* Written request 1 *
Name every person identified by name in the football passage below.

* Document section *
☆ ☆ ☆
The quarterback bounced gamely to his feet, took a step or two
and then thought better of it. Paul Justin, a reserve passer for
the Indianapolis Colts, sank to the turf and reappraised his
situation: On the play just completed he had dropped back to
pass when Buffalo Bills linebacker Bryce Paup came crashing into
him so hard that Justin now had to wonder if the horseshoes on
his helmet had been loosened. After being helped up and led to
the sideline, Justin took the rest of the day off.

Following that Nov. 5 game, all Justin could recall of Paup's
sack was the sudden appearance of "white light." Members of
Colts management made no complaint to the league office; they
thought Paup, who had beaten the block of tight end Ken Dilger,
had made a hell of a play. Still, the NFL fined Paup $12,000 for
face-mask-to-face-mask contact.

It turns out the fine wasn't just a slap at Paup, a six-year
veteran who prides himself on his tough but clean play. It was
an insult to the dozen or so retirees who gather most afternoons
at the Truck Haven Cafe in Jefferson, Iowa (10 miles from Paup's
hometown of Scranton)--a group whose dental work could
collectively be referred to as The Bridges of Greene County.
☆ ☆ ☆
* Material provided *
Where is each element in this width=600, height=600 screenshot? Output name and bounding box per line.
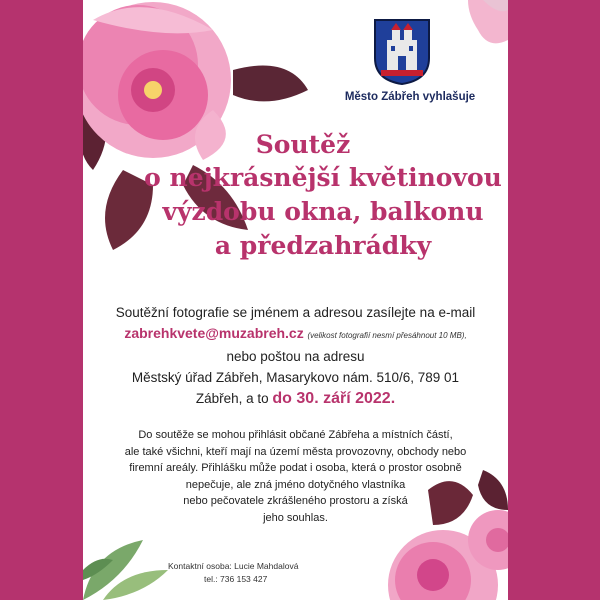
title-line-4: a předzahrádky	[214, 231, 432, 260]
title-line-2: o nejkrásnější květinovou	[144, 163, 502, 192]
contact-email-link[interactable]: zabrehkvete@muzabreh.cz	[124, 325, 304, 341]
rules-line-2: ale také všichni, kteří mají na území města provozovny, obchody nebo	[124, 445, 467, 458]
deadline-date: do 30. září 2022.	[272, 390, 396, 407]
contact-phone: tel.: 736 153 427	[204, 574, 268, 584]
submission-instructions	[83, 302, 508, 409]
rules-line-3: firemní areály. Přihlášku může podat i osoba, která o prostor osobně	[129, 462, 462, 474]
page-title	[103, 130, 503, 263]
rules-line-6: jeho souhlas.	[263, 511, 328, 524]
postal-address: Městský úřad Zábřeh, Masarykovo nám. 510/6, 789 01	[131, 370, 460, 385]
submission-intro: Soutěžní fotografie se jménem a adresou zasílejte na e-mail	[115, 305, 476, 320]
post-line: nebo poštou na adresu	[226, 349, 365, 364]
contact-info	[168, 560, 348, 586]
rules-line-4: nepečuje, ale zná jméno dotyčného vlastníka	[185, 478, 406, 491]
title-line-1: Soutěž	[255, 130, 351, 159]
leaf-decoration-bottom-left	[83, 530, 173, 600]
announcer-text: Město Zábřeh vyhlašuje	[344, 91, 476, 103]
poster	[83, 0, 508, 600]
rules-line-5: nebo pečovatele zkrášleného prostoru a získá	[183, 495, 408, 507]
contact-person: Kontaktní osoba: Lucie Mahdalová	[168, 561, 299, 571]
size-note: (velikost fotografií nesmí přesáhnout 10 MB),	[307, 331, 467, 340]
city-prefix: Zábřeh, a to	[195, 391, 269, 406]
rules-line-1: Do soutěže se mohou přihlásit občané Zábřeha a místních částí,	[138, 429, 453, 441]
town-coat-of-arms-icon	[373, 18, 431, 86]
eligibility-rules	[98, 427, 493, 526]
title-line-3: výzdobu okna, balkonu	[162, 197, 484, 226]
flower-decoration-top-right	[468, 0, 508, 50]
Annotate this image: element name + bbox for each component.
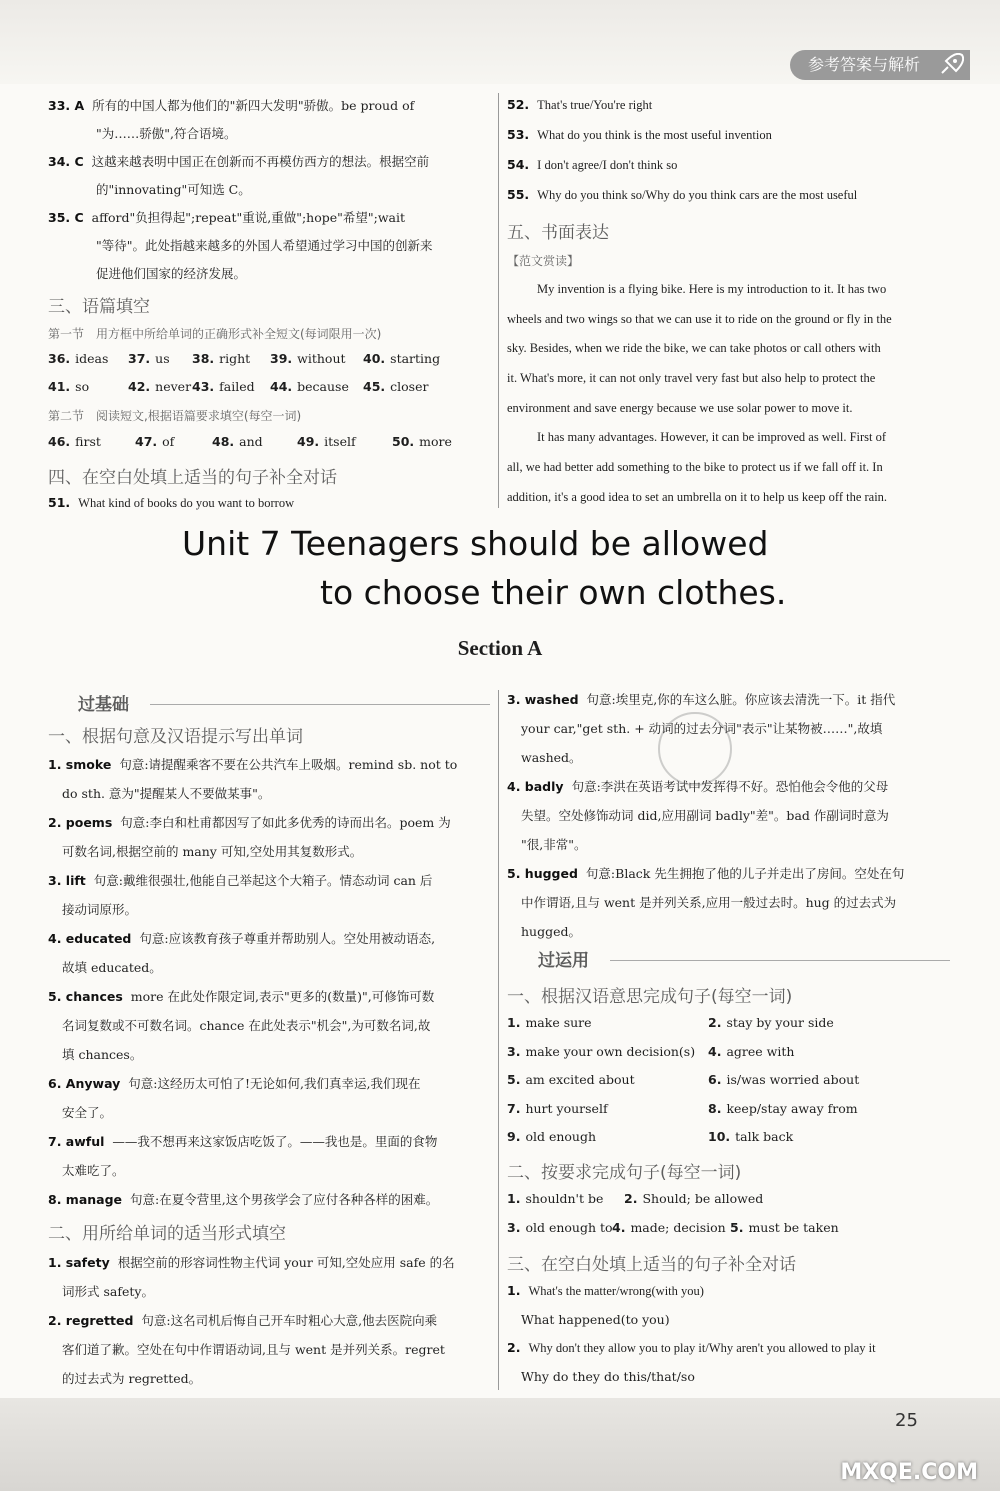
answer-item	[507, 864, 904, 882]
section-heading: 三、语篇填空	[48, 297, 150, 317]
item-text: Why do you think so/Why do you think cars are the most useful	[537, 188, 858, 202]
answer-cell	[212, 434, 263, 449]
sample-label: 【范文赏读】	[507, 254, 580, 268]
answer-cell	[708, 1129, 793, 1144]
item-explanation-cont: 可数名词,根据空前的 many 可知,空处用其复数形式。	[62, 844, 363, 859]
item-number: 5. hugged	[507, 866, 578, 881]
essay-line: addition, it's a good idea to set an umbrella on it to help us keep off the rain.	[507, 490, 888, 504]
answer-cell	[730, 1220, 839, 1235]
answer-item	[507, 97, 652, 113]
item-explanation-cont: 词形式 safety。	[62, 1284, 154, 1299]
answer-item	[507, 690, 895, 708]
answer-cell	[363, 351, 440, 366]
answer-item	[507, 1340, 876, 1356]
answer-item	[48, 495, 294, 511]
answer-cell	[48, 434, 101, 449]
subsection-heading: 第一节 用方框中所给单词的正确形式补全短文(每词限用一次)	[48, 327, 382, 341]
answer-item	[48, 1253, 455, 1271]
part-rule	[610, 960, 950, 961]
item-explanation-cont: your car,"get sth. + 动词的过去分词"表示"让某物被……",故填	[521, 721, 883, 736]
answer-item	[507, 127, 772, 143]
answer-cell	[270, 379, 349, 394]
item-text: Should; be allowed	[642, 1191, 764, 1206]
item-number: 54.	[507, 157, 530, 172]
answer-cell	[135, 434, 174, 449]
item-explanation: 句意:这经历太可怕了!无论如何,我们真幸运,我们现在	[128, 1076, 421, 1091]
item-explanation: 句意:应该教育孩子尊重并帮助别人。空处用被动语态,	[139, 931, 436, 946]
item-text: us	[155, 351, 170, 366]
item-number: 52.	[507, 97, 530, 112]
answer-cell	[507, 1044, 695, 1059]
item-number: 2. poems	[48, 815, 113, 830]
item-number: 35. C	[48, 210, 84, 225]
item-text: so	[75, 379, 90, 394]
item-text-cont: Why do they do this/that/so	[521, 1368, 695, 1384]
answer-cell	[363, 379, 428, 394]
item-number: 47.	[135, 434, 158, 449]
answer-cell	[507, 1191, 603, 1206]
item-number: 5.	[730, 1220, 744, 1235]
item-number: 33. A	[48, 98, 85, 113]
item-number: 51.	[48, 495, 71, 510]
item-number: 36.	[48, 351, 71, 366]
item-text: starting	[390, 351, 441, 366]
item-number: 50.	[392, 434, 415, 449]
item-text: must be taken	[748, 1220, 839, 1235]
answer-item	[48, 96, 414, 114]
answer-cell	[507, 1072, 635, 1087]
item-explanation-cont: hugged。	[521, 924, 582, 939]
item-number: 4.	[612, 1220, 626, 1235]
item-number: 1. safety	[48, 1255, 110, 1270]
essay-line: It has many advantages. However, it can be improved as well. First of	[537, 430, 887, 444]
answer-item	[48, 1311, 437, 1329]
item-text: old enough	[525, 1129, 597, 1144]
answer-cell	[48, 351, 108, 366]
item-explanation-cont: "为……骄傲",符合语境。	[96, 126, 237, 141]
subsection-heading: 第二节 阅读短文,根据语篇要求填空(每空一词)	[48, 409, 302, 423]
item-text: without	[297, 351, 346, 366]
item-text: What do you think is the most useful invention	[537, 128, 772, 142]
item-number: 40.	[363, 351, 386, 366]
answer-cell	[297, 434, 356, 449]
answer-row	[0, 1072, 860, 1092]
item-explanation: 所有的中国人都为他们的"新四大发明"骄傲。be proud of	[92, 98, 415, 113]
item-explanation-cont: 失望。空处修饰动词 did,应用副词 badly"差"。bad 作副词时意为	[521, 808, 889, 823]
answer-cell	[507, 1015, 592, 1030]
item-text: closer	[390, 379, 429, 394]
answer-cell	[48, 379, 89, 394]
item-text: I don't agree/I don't think so	[537, 158, 678, 172]
item-number: 3.	[507, 1043, 521, 1059]
stamp-mark	[658, 712, 732, 786]
item-number: 41.	[48, 379, 71, 394]
answer-row	[0, 1100, 858, 1121]
header-tab-label: 参考答案与解析	[808, 55, 921, 74]
item-number: 2.	[507, 1340, 521, 1355]
item-explanation-cont: 接动词原形。	[62, 902, 138, 917]
item-text: am excited about	[525, 1072, 635, 1087]
section-title: Section A	[457, 636, 543, 660]
item-explanation: 句意:请提醒乘客不要在公共汽车上吸烟。remind sb. not to	[119, 757, 458, 772]
item-explanation-cont: 故填 educated。	[62, 960, 162, 975]
answer-cell	[507, 1220, 613, 1235]
item-explanation-cont: 中作谓语,且与 went 是并列关系,应用一般过去时。hug 的过去式为	[521, 895, 897, 910]
item-number: 2. regretted	[48, 1313, 134, 1328]
answer-row	[0, 351, 495, 371]
item-text: failed	[219, 379, 255, 394]
watermark-logo: MXQE.COM	[840, 1460, 978, 1485]
item-text: itself	[324, 434, 356, 449]
page-number: 25	[895, 1410, 918, 1431]
item-text: because	[297, 379, 349, 394]
item-explanation-cont: 太难吃了。	[62, 1163, 125, 1178]
item-number: 3.	[507, 1220, 521, 1235]
answer-item	[507, 157, 677, 173]
item-number: 42.	[128, 379, 151, 394]
item-number: 53.	[507, 127, 530, 142]
item-explanation-cont: "等待"。此处指越来越多的外国人希望通过学习中国的创新来	[96, 238, 433, 253]
item-explanation: 句意:这名司机后悔自己开车时粗心大意,他去医院向乘	[141, 1313, 438, 1328]
item-text: make sure	[525, 1015, 592, 1030]
item-explanation: 这越来越表明中国正在创新而不再模仿西方的想法。根据空前	[91, 154, 430, 169]
answer-item	[48, 871, 432, 889]
item-number: 6. Anyway	[48, 1076, 121, 1091]
item-number: 10.	[708, 1129, 731, 1144]
item-number: 3. washed	[507, 692, 579, 707]
answer-row	[0, 1220, 839, 1240]
answer-cell	[612, 1220, 726, 1235]
item-number: 9.	[507, 1129, 521, 1144]
answer-cell	[708, 1101, 858, 1116]
part-rule	[150, 704, 490, 705]
item-explanation-cont: 安全了。	[62, 1105, 113, 1120]
item-text: more	[419, 434, 452, 449]
item-explanation: 句意:李白和杜甫都因写了如此多优秀的诗而出名。poem 为	[120, 815, 451, 830]
item-number: 1.	[507, 1191, 521, 1206]
item-text: made; decision	[630, 1220, 726, 1235]
item-text: talk back	[735, 1129, 794, 1144]
answer-row	[0, 1043, 795, 1064]
item-text: never	[155, 379, 192, 394]
answer-row	[0, 434, 495, 454]
item-text: is/was worried about	[726, 1072, 860, 1087]
section-heading: 二、按要求完成句子(每空一词)	[507, 1163, 742, 1183]
answer-cell	[507, 1129, 596, 1144]
item-number: 37.	[128, 351, 151, 366]
item-text: right	[219, 351, 251, 366]
item-explanation-cont: 的"innovating"可知选 C。	[96, 182, 251, 197]
column-divider-bottom	[498, 690, 499, 1390]
answer-cell	[270, 351, 346, 366]
item-number: 48.	[212, 434, 235, 449]
answer-cell	[128, 379, 191, 394]
answer-cell	[192, 379, 255, 394]
section-heading: 五、书面表达	[507, 223, 609, 243]
item-number: 1.	[507, 1283, 521, 1298]
item-number: 55.	[507, 187, 530, 202]
answer-item	[48, 929, 435, 947]
essay-line: wheels and two wings so that we can use it to ride on the ground or fly in the	[507, 312, 892, 326]
item-number: 39.	[270, 351, 293, 366]
item-number: 34. C	[48, 154, 84, 169]
item-explanation-cont: 促进他们国家的经济发展。	[96, 266, 247, 281]
item-explanation-cont: 客们道了歉。空处在句中作谓语动词,且与 went 是并列关系。regret	[62, 1342, 445, 1357]
item-text: That's true/You're right	[537, 98, 653, 112]
item-number: 3. lift	[48, 873, 86, 888]
item-explanation: 句意:李洪在英语考试中发挥得不好。恐怕他会令他的父母	[571, 779, 889, 794]
part-heading: 过运用	[538, 951, 589, 971]
answer-cell	[708, 1072, 859, 1087]
item-number: 2.	[708, 1015, 722, 1030]
item-number: 4. badly	[507, 779, 564, 794]
item-number: 4.	[708, 1043, 722, 1059]
essay-line: it. What's more, it can not only travel very fast but also help to protect the	[507, 371, 876, 385]
answer-item	[48, 987, 434, 1005]
section-heading: 一、根据汉语意思完成句子(每空一词)	[507, 987, 793, 1007]
item-explanation: afford"负担得起";repeat"重说,重做";hope"希望";wait	[91, 210, 406, 225]
answer-cell	[708, 1044, 794, 1059]
item-number: 45.	[363, 379, 386, 394]
item-text: first	[75, 434, 101, 449]
item-number: 1.	[507, 1015, 521, 1030]
item-text: keep/stay away from	[726, 1100, 858, 1116]
answer-cell	[507, 1101, 608, 1116]
rocket-icon	[938, 53, 964, 77]
item-number: 46.	[48, 434, 71, 449]
item-number: 5. chances	[48, 989, 123, 1004]
item-number: 43.	[192, 379, 215, 394]
answer-item	[48, 208, 405, 226]
item-text: ideas	[75, 351, 109, 366]
answer-item	[507, 1283, 704, 1299]
item-explanation: 句意:在夏令营里,这个男孩学会了应付各种各样的困难。	[130, 1192, 439, 1207]
item-number: 44.	[270, 379, 293, 394]
item-number: 49.	[297, 434, 320, 449]
item-number: 6.	[708, 1072, 722, 1087]
item-text: agree with	[726, 1043, 795, 1059]
essay-line: sky. Besides, when we ride the bike, we can take photos or call others with	[507, 341, 881, 355]
answer-item	[48, 755, 457, 773]
unit-title-line1: Unit 7 Teenagers should be allowed	[182, 524, 769, 563]
header-tab	[790, 50, 970, 80]
answer-row	[0, 1191, 764, 1211]
section-heading: 二、用所给单词的适当形式填空	[48, 1224, 286, 1244]
item-number: 8. manage	[48, 1192, 123, 1207]
item-number: 38.	[192, 351, 215, 366]
essay-line: My invention is a flying bike. Here is my introduction to it. It has two	[537, 282, 887, 296]
item-text: What kind of books do you want to borrow	[78, 496, 295, 510]
item-number: 8.	[708, 1100, 722, 1116]
item-explanation: more 在此处作限定词,表示"更多的(数量)",可修饰可数	[130, 989, 435, 1004]
item-number: 5.	[507, 1072, 521, 1087]
item-text: hurt yourself	[525, 1100, 608, 1116]
section-heading: 四、在空白处填上适当的句子补全对话	[48, 468, 337, 488]
item-text: of	[162, 434, 175, 449]
item-explanation: 根据空前的形容词性物主代词 your 可知,空处应用 safe 的名	[117, 1255, 455, 1270]
answer-row	[0, 379, 495, 399]
answer-cell	[392, 434, 452, 449]
essay-line: all, we had better add something to the bike to protect us if we fall off it. In	[507, 460, 883, 474]
essay-line: environment and save energy because we use solar power to move it.	[507, 401, 853, 415]
item-explanation-cont: 名词复数或不可数名词。chance 在此处表示"机会",为可数名词,故	[62, 1018, 431, 1033]
item-number: 1. smoke	[48, 757, 112, 772]
item-explanation-cont: 的过去式为 regretted。	[62, 1371, 202, 1386]
item-number: 7.	[507, 1100, 521, 1116]
unit-title-line2: to choose their own clothes.	[320, 573, 787, 612]
item-text: make your own decision(s)	[525, 1043, 696, 1059]
item-text: old enough to	[525, 1220, 613, 1235]
answer-item	[507, 187, 857, 203]
item-explanation: 句意:Black 先生拥抱了他的儿子并走出了房间。空处在句	[585, 866, 905, 881]
item-explanation-cont: 填 chances。	[62, 1047, 143, 1062]
item-explanation-cont: do sth. 意为"提醒某人不要做某事"。	[62, 786, 271, 801]
answer-row	[0, 1129, 794, 1149]
item-text: Why don't they allow you to play it/Why aren't you allowed to play it	[528, 1341, 876, 1355]
answer-cell	[128, 351, 170, 366]
item-number: 2.	[624, 1191, 638, 1206]
column-divider-top	[498, 93, 499, 508]
item-number: 4. educated	[48, 931, 132, 946]
answer-item	[48, 152, 429, 170]
item-text: and	[239, 434, 263, 449]
item-number: 7. awful	[48, 1134, 105, 1149]
section-heading: 三、在空白处填上适当的句子补全对话	[507, 1255, 796, 1275]
item-explanation-cont: washed。	[521, 750, 582, 765]
answer-item	[48, 813, 451, 831]
item-explanation: 句意:埃里克,你的车这么脏。你应该去清洗一下。it 指代	[586, 692, 896, 707]
answer-cell	[624, 1191, 763, 1206]
item-text-cont: What happened(to you)	[521, 1311, 670, 1327]
answer-row	[0, 1015, 834, 1035]
answer-cell	[192, 351, 250, 366]
item-text: stay by your side	[726, 1015, 834, 1030]
item-text: What's the matter/wrong(with you)	[528, 1284, 704, 1298]
section-heading: 一、根据句意及汉语提示写出单词	[48, 727, 303, 747]
answer-cell	[708, 1015, 834, 1030]
part-heading: 过基础	[78, 695, 129, 715]
item-text: shouldn't be	[525, 1191, 604, 1206]
item-explanation-cont: "很,非常"。	[521, 837, 587, 852]
item-explanation: ——我不想再来这家饭店吃饭了。——我也是。里面的食物	[112, 1134, 438, 1149]
item-explanation: 句意:戴维很强壮,他能自己举起这个大箱子。情态动词 can 后	[93, 873, 433, 888]
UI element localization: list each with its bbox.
☆ ☆ ☆
* Written request 2 *
Copy out the lines of the records from the line with "231, 432, 260]" to the line with "511, 328, 524]", both included.

* Finished answer 1 *
Paul Justin, Bryce Paup, Ken Dilger

* Finished answer 2 *
title-line-4: a předzahrádky	[214, 231, 432, 260]
title-line-2: o nejkrásnější květinovou	[144, 163, 502, 192]
contact-email-link[interactable]: zabrehkvete@muzabreh.cz	[124, 325, 304, 341]
rules-line-2: ale také všichni, kteří mají na území města provozovny, obchody nebo	[124, 445, 467, 458]
deadline-date: do 30. září 2022.	[272, 390, 396, 407]
contact-phone: tel.: 736 153 427	[204, 574, 268, 584]
submission-instructions	[83, 302, 508, 409]
rules-line-3: firemní areály. Přihlášku může podat i osoba, která o prostor osobně	[129, 462, 462, 474]
page-title	[103, 130, 503, 263]
rules-line-6: jeho souhlas.	[263, 511, 328, 524]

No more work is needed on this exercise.